Exercise task
Extract every line below that contains the word "Styles".
>> Start
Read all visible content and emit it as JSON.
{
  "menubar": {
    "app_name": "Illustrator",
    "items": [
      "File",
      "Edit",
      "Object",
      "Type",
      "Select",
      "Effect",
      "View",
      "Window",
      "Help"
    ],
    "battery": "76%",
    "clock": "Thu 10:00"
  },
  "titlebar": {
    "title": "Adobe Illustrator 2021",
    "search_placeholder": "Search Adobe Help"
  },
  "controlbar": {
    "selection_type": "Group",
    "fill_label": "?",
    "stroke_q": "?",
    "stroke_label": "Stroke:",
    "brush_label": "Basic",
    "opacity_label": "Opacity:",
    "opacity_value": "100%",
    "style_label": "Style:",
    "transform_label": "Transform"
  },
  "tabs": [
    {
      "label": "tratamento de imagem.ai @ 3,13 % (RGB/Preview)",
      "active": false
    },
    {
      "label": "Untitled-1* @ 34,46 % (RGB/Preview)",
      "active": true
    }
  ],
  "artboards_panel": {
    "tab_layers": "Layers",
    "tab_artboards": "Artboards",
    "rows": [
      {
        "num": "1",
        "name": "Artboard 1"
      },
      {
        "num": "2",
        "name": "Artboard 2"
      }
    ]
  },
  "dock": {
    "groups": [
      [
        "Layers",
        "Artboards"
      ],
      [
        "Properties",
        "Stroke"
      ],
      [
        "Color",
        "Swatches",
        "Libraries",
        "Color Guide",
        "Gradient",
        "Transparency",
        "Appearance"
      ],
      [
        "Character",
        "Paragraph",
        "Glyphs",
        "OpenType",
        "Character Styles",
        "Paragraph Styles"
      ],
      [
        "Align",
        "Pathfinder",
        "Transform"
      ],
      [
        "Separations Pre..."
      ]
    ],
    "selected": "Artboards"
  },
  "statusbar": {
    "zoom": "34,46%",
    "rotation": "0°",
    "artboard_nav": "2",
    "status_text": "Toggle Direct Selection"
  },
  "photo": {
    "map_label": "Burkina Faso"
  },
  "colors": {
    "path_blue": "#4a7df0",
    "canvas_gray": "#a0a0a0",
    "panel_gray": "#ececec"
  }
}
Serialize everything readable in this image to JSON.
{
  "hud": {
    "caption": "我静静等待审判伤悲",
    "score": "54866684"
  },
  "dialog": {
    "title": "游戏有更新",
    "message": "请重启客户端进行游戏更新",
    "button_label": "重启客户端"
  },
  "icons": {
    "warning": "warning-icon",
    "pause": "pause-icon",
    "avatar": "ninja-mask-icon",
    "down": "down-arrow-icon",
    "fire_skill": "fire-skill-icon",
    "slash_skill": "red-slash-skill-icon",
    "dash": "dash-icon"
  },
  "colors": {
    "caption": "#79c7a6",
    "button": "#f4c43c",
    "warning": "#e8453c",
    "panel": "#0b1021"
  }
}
>> End
Result for this exercise
        "Character Styles",
        "Paragraph Styles"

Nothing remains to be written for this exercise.